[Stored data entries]
========================================================================

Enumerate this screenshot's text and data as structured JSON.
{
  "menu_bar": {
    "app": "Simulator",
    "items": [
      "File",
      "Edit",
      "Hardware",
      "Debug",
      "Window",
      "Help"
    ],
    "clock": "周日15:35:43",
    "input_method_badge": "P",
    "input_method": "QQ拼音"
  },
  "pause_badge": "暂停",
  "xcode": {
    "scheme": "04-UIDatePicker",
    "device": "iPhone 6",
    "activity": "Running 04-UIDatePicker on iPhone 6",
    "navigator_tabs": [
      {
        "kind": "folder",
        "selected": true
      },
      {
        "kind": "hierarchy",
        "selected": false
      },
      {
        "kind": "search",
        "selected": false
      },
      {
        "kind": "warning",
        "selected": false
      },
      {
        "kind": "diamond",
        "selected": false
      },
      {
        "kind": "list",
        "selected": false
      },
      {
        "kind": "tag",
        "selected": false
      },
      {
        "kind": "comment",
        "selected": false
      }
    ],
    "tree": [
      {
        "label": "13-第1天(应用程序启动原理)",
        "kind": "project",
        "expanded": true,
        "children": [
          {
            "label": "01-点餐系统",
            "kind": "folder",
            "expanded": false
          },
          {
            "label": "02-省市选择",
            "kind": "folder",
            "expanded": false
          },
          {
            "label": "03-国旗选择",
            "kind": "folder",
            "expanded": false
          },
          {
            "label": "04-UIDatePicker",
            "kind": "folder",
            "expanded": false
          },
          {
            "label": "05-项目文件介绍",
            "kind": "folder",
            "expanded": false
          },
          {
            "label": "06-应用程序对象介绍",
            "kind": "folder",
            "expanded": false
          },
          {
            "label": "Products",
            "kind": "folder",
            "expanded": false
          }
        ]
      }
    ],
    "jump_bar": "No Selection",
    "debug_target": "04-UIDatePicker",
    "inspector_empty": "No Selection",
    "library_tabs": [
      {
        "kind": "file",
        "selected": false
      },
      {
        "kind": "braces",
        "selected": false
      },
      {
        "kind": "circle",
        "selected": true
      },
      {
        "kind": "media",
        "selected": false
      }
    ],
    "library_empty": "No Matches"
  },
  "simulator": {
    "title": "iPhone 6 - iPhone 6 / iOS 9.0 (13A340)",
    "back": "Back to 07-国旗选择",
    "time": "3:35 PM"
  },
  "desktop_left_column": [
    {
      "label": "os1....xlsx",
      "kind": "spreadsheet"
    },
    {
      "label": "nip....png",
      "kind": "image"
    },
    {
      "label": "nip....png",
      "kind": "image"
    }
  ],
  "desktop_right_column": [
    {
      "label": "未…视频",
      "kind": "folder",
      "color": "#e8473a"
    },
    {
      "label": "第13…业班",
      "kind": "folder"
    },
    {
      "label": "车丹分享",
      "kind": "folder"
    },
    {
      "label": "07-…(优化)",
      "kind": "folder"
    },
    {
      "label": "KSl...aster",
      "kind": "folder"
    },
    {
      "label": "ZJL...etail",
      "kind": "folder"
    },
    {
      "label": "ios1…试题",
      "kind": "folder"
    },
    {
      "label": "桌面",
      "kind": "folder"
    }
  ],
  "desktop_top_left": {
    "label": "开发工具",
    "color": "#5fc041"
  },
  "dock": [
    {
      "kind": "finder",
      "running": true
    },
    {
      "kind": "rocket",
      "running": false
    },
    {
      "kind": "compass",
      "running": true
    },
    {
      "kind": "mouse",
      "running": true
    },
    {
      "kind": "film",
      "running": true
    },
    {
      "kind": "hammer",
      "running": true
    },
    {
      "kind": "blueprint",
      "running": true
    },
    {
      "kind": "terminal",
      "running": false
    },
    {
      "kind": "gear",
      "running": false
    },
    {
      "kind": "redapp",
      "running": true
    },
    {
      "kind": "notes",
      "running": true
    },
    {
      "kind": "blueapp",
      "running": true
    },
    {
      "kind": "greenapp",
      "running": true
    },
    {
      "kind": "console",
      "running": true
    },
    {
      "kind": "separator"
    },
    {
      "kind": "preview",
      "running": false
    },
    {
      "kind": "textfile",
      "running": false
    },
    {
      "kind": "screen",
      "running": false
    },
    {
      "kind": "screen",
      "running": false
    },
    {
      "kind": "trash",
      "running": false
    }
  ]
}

========================================================================

### TASK DIRECTIONS
Please set down each line of the records exactly as given.

### FULL OUTPUT
Enumerate this screenshot's text and data as structured JSON.
{
  "menu_bar": {
    "app": "Simulator",
    "items": [
      "File",
      "Edit",
      "Hardware",
      "Debug",
      "Window",
      "Help"
    ],
    "clock": "周日15:35:43",
    "input_method_badge": "P",
    "input_method": "QQ拼音"
  },
  "pause_badge": "暂停",
  "xcode": {
    "scheme": "04-UIDatePicker",
    "device": "iPhone 6",
    "activity": "Running 04-UIDatePicker on iPhone 6",
    "navigator_tabs": [
      {
        "kind": "folder",
        "selected": true
      },
      {
        "kind": "hierarchy",
        "selected": false
      },
      {
        "kind": "search",
        "selected": false
      },
      {
        "kind": "warning",
        "selected": false
      },
      {
        "kind": "diamond",
        "selected": false
      },
      {
        "kind": "list",
        "selected": false
      },
      {
        "kind": "tag",
        "selected": false
      },
      {
        "kind": "comment",
        "selected": false
      }
    ],
    "tree": [
      {
        "label": "13-第1天(应用程序启动原理)",
        "kind": "project",
        "expanded": true,
        "children": [
          {
            "label": "01-点餐系统",
            "kind": "folder",
            "expanded": false
          },
          {
            "label": "02-省市选择",
            "kind": "folder",
            "expanded": false
          },
          {
            "label": "03-国旗选择",
            "kind": "folder",
            "expanded": false
          },
          {
            "label": "04-UIDatePicker",
            "kind": "folder",
            "expanded": false
          },
          {
            "label": "05-项目文件介绍",
            "kind": "folder",
            "expanded": false
          },
          {
            "label": "06-应用程序对象介绍",
            "kind": "folder",
            "expanded": false
          },
          {
            "label": "Products",
            "kind": "folder",
            "expanded": false
          }
        ]
      }
    ],
    "jump_bar": "No Selection",
    "debug_target": "04-UIDatePicker",
    "inspector_empty": "No Selection",
    "library_tabs": [
      {
        "kind": "file",
        "selected": false
      },
      {
        "kind": "braces",
        "selected": false
      },
      {
        "kind": "circle",
        "selected": true
      },
      {
        "kind": "media",
        "selected": false
      }
    ],
    "library_empty": "No Matches"
  },
  "simulator": {
    "title": "iPhone 6 - iPhone 6 / iOS 9.0 (13A340)",
    "back": "Back to 07-国旗选择",
    "time": "3:35 PM"
  },
  "desktop_left_column": [
    {
      "label": "os1....xlsx",
      "kind": "spreadsheet"
    },
    {
      "label": "nip....png",
      "kind": "image"
    },
    {
      "label": "nip....png",
      "kind": "image"
    }
  ],
  "desktop_right_column": [
    {
      "label": "未…视频",
      "kind": "folder",
      "color": "#e8473a"
    },
    {
      "label": "第13…业班",
      "kind": "folder"
    },
    {
      "label": "车丹分享",
      "kind": "folder"
    },
    {
      "label": "07-…(优化)",
      "kind": "folder"
    },
    {
      "label": "KSl...aster",
      "kind": "folder"
    },
    {
      "label": "ZJL...etail",
      "kind": "folder"
    },
    {
      "label": "ios1…试题",
      "kind": "folder"
    },
    {
      "label": "桌面",
      "kind": "folder"
    }
  ],
  "desktop_top_left": {
    "label": "开发工具",
    "color": "#5fc041"
  },
  "dock": [
    {
      "kind": "finder",
      "running": true
    },
    {
      "kind": "rocket",
      "running": false
    },
    {
      "kind": "compass",
      "running": true
    },
    {
      "kind": "mouse",
      "running": true
    },
    {
      "kind": "film",
      "running": true
    },
    {
      "kind": "hammer",
      "running": true
    },
    {
      "kind": "blueprint",
      "running": true
    },
    {
      "kind": "terminal",
      "running": false
    },
    {
      "kind": "gear",
      "running": false
    },
    {
      "kind": "redapp",
      "running": true
    },
    {
      "kind": "notes",
      "running": true
    },
    {
      "kind": "blueapp",
      "running": true
    },
    {
      "kind": "greenapp",
      "running": true
    },
    {
      "kind": "console",
      "running": true
    },
    {
      "kind": "separator"
    },
    {
      "kind": "preview",
      "running": false
    },
    {
      "kind": "textfile",
      "running": false
    },
    {
      "kind": "screen",
      "running": false
    },
    {
      "kind": "screen",
      "running": false
    },
    {
      "kind": "trash",
      "running": false
    }
  ]
}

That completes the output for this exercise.